# What to do
Would it be possible to write out each entry below exactly, without the pictures?

# Dataset entries

================

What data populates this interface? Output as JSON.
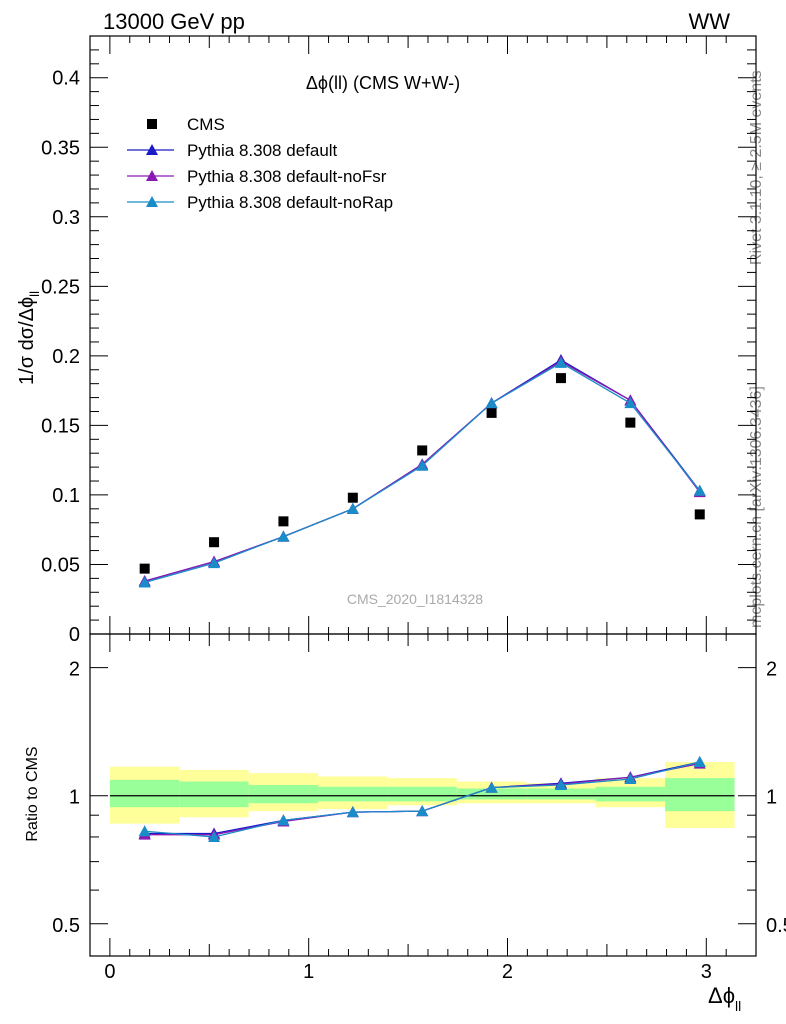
{
  "header": {
    "left": "13000 GeV pp",
    "right": "WW"
  },
  "side_labels": {
    "rivet": "Rivet 3.1.10, ≥ 2.5M events",
    "mcplots": "mcplots.cern.ch [arXiv:1306.3436]"
  },
  "chart_data": [
    {
      "type": "scatter",
      "title": "Δϕ(ll) (CMS W+W-)",
      "ylabel": "1/σ dσ/Δϕ",
      "ylabel_sub": "ll",
      "watermark": "CMS_2020_I1814328",
      "xlim": [
        -0.1,
        3.25
      ],
      "ylim": [
        0,
        0.43
      ],
      "yticks": [
        0,
        0.05,
        0.1,
        0.15,
        0.2,
        0.25,
        0.3,
        0.35,
        0.4
      ],
      "ytick_labels": [
        "0",
        "0.05",
        "0.1",
        "0.15",
        "0.2",
        "0.25",
        "0.3",
        "0.35",
        "0.4"
      ],
      "x": [
        0.175,
        0.524,
        0.873,
        1.222,
        1.571,
        1.92,
        2.269,
        2.618,
        2.967
      ],
      "legend_placement": "top-left",
      "series": [
        {
          "name": "CMS",
          "color": "#000000",
          "marker": "square",
          "values": [
            0.047,
            0.066,
            0.081,
            0.098,
            0.132,
            0.159,
            0.184,
            0.152,
            0.086
          ]
        },
        {
          "name": "Pythia 8.308 default",
          "color": "#1a1ac8",
          "marker": "triangle",
          "values": [
            0.038,
            0.052,
            0.07,
            0.09,
            0.122,
            0.166,
            0.197,
            0.168,
            0.103
          ]
        },
        {
          "name": "Pythia 8.308 default-noFsr",
          "color": "#8a1ab4",
          "marker": "triangle",
          "values": [
            0.038,
            0.052,
            0.07,
            0.09,
            0.122,
            0.166,
            0.196,
            0.168,
            0.102
          ]
        },
        {
          "name": "Pythia 8.308 default-noRap",
          "color": "#1a8cc8",
          "marker": "triangle",
          "values": [
            0.037,
            0.051,
            0.07,
            0.09,
            0.121,
            0.166,
            0.195,
            0.166,
            0.103
          ]
        }
      ]
    },
    {
      "type": "line",
      "ylabel": "Ratio to CMS",
      "xlabel": "Δϕ",
      "xlabel_sub": "ll",
      "scale": "log",
      "ylim": [
        0.42,
        2.4
      ],
      "yticks": [
        0.5,
        1,
        2
      ],
      "ytick_labels": [
        "0.5",
        "1",
        "2"
      ],
      "xticks": [
        0,
        1,
        2,
        3
      ],
      "xtick_labels": [
        "0",
        "1",
        "2",
        "3"
      ],
      "bin_edges": [
        0,
        0.349,
        0.698,
        1.047,
        1.396,
        1.745,
        2.094,
        2.443,
        2.793,
        3.142
      ],
      "band_outer": [
        [
          0.86,
          1.17
        ],
        [
          0.89,
          1.15
        ],
        [
          0.92,
          1.13
        ],
        [
          0.93,
          1.11
        ],
        [
          0.95,
          1.1
        ],
        [
          0.96,
          1.08
        ],
        [
          0.96,
          1.07
        ],
        [
          0.94,
          1.1
        ],
        [
          0.84,
          1.2
        ]
      ],
      "band_inner": [
        [
          0.94,
          1.09
        ],
        [
          0.94,
          1.08
        ],
        [
          0.96,
          1.06
        ],
        [
          0.97,
          1.05
        ],
        [
          0.97,
          1.05
        ],
        [
          0.98,
          1.04
        ],
        [
          0.98,
          1.04
        ],
        [
          0.97,
          1.05
        ],
        [
          0.92,
          1.1
        ]
      ],
      "band_colors": {
        "outer": "#ffff99",
        "inner": "#99ff99"
      },
      "x": [
        0.175,
        0.524,
        0.873,
        1.222,
        1.571,
        1.92,
        2.269,
        2.618,
        2.967
      ],
      "series": [
        {
          "name": "Pythia 8.308 default",
          "color": "#1a1ac8",
          "values": [
            0.815,
            0.815,
            0.875,
            0.915,
            0.92,
            1.045,
            1.07,
            1.105,
            1.2
          ]
        },
        {
          "name": "Pythia 8.308 default-noFsr",
          "color": "#8a1ab4",
          "values": [
            0.81,
            0.81,
            0.87,
            0.915,
            0.92,
            1.045,
            1.065,
            1.105,
            1.19
          ]
        },
        {
          "name": "Pythia 8.308 default-noRap",
          "color": "#1a8cc8",
          "values": [
            0.825,
            0.8,
            0.875,
            0.915,
            0.92,
            1.045,
            1.06,
            1.095,
            1.2
          ]
        }
      ]
    }
  ]
}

================

# Solution to this task
What data populates this interface? Output as JSON.
{
  "header": {
    "left": "13000 GeV pp",
    "right": "WW"
  },
  "side_labels": {
    "rivet": "Rivet 3.1.10, ≥ 2.5M events",
    "mcplots": "mcplots.cern.ch [arXiv:1306.3436]"
  },
  "chart_data": [
    {
      "type": "scatter",
      "title": "Δϕ(ll) (CMS W+W-)",
      "ylabel": "1/σ dσ/Δϕ",
      "ylabel_sub": "ll",
      "watermark": "CMS_2020_I1814328",
      "xlim": [
        -0.1,
        3.25
      ],
      "ylim": [
        0,
        0.43
      ],
      "yticks": [
        0,
        0.05,
        0.1,
        0.15,
        0.2,
        0.25,
        0.3,
        0.35,
        0.4
      ],
      "ytick_labels": [
        "0",
        "0.05",
        "0.1",
        "0.15",
        "0.2",
        "0.25",
        "0.3",
        "0.35",
        "0.4"
      ],
      "x": [
        0.175,
        0.524,
        0.873,
        1.222,
        1.571,
        1.92,
        2.269,
        2.618,
        2.967
      ],
      "legend_placement": "top-left",
      "series": [
        {
          "name": "CMS",
          "color": "#000000",
          "marker": "square",
          "values": [
            0.047,
            0.066,
            0.081,
            0.098,
            0.132,
            0.159,
            0.184,
            0.152,
            0.086
          ]
        },
        {
          "name": "Pythia 8.308 default",
          "color": "#1a1ac8",
          "marker": "triangle",
          "values": [
            0.038,
            0.052,
            0.07,
            0.09,
            0.122,
            0.166,
            0.197,
            0.168,
            0.103
          ]
        },
        {
          "name": "Pythia 8.308 default-noFsr",
          "color": "#8a1ab4",
          "marker": "triangle",
          "values": [
            0.038,
            0.052,
            0.07,
            0.09,
            0.122,
            0.166,
            0.196,
            0.168,
            0.102
          ]
        },
        {
          "name": "Pythia 8.308 default-noRap",
          "color": "#1a8cc8",
          "marker": "triangle",
          "values": [
            0.037,
            0.051,
            0.07,
            0.09,
            0.121,
            0.166,
            0.195,
            0.166,
            0.103
          ]
        }
      ]
    },
    {
      "type": "line",
      "ylabel": "Ratio to CMS",
      "xlabel": "Δϕ",
      "xlabel_sub": "ll",
      "scale": "log",
      "ylim": [
        0.42,
        2.4
      ],
      "yticks": [
        0.5,
        1,
        2
      ],
      "ytick_labels": [
        "0.5",
        "1",
        "2"
      ],
      "xticks": [
        0,
        1,
        2,
        3
      ],
      "xtick_labels": [
        "0",
        "1",
        "2",
        "3"
      ],
      "bin_edges": [
        0,
        0.349,
        0.698,
        1.047,
        1.396,
        1.745,
        2.094,
        2.443,
        2.793,
        3.142
      ],
      "band_outer": [
        [
          0.86,
          1.17
        ],
        [
          0.89,
          1.15
        ],
        [
          0.92,
          1.13
        ],
        [
          0.93,
          1.11
        ],
        [
          0.95,
          1.1
        ],
        [
          0.96,
          1.08
        ],
        [
          0.96,
          1.07
        ],
        [
          0.94,
          1.1
        ],
        [
          0.84,
          1.2
        ]
      ],
      "band_inner": [
        [
          0.94,
          1.09
        ],
        [
          0.94,
          1.08
        ],
        [
          0.96,
          1.06
        ],
        [
          0.97,
          1.05
        ],
        [
          0.97,
          1.05
        ],
        [
          0.98,
          1.04
        ],
        [
          0.98,
          1.04
        ],
        [
          0.97,
          1.05
        ],
        [
          0.92,
          1.1
        ]
      ],
      "band_colors": {
        "outer": "#ffff99",
        "inner": "#99ff99"
      },
      "x": [
        0.175,
        0.524,
        0.873,
        1.222,
        1.571,
        1.92,
        2.269,
        2.618,
        2.967
      ],
      "series": [
        {
          "name": "Pythia 8.308 default",
          "color": "#1a1ac8",
          "values": [
            0.815,
            0.815,
            0.875,
            0.915,
            0.92,
            1.045,
            1.07,
            1.105,
            1.2
          ]
        },
        {
          "name": "Pythia 8.308 default-noFsr",
          "color": "#8a1ab4",
          "values": [
            0.81,
            0.81,
            0.87,
            0.915,
            0.92,
            1.045,
            1.065,
            1.105,
            1.19
          ]
        },
        {
          "name": "Pythia 8.308 default-noRap",
          "color": "#1a8cc8",
          "values": [
            0.825,
            0.8,
            0.875,
            0.915,
            0.92,
            1.045,
            1.06,
            1.095,
            1.2
          ]
        }
      ]
    }
  ]
}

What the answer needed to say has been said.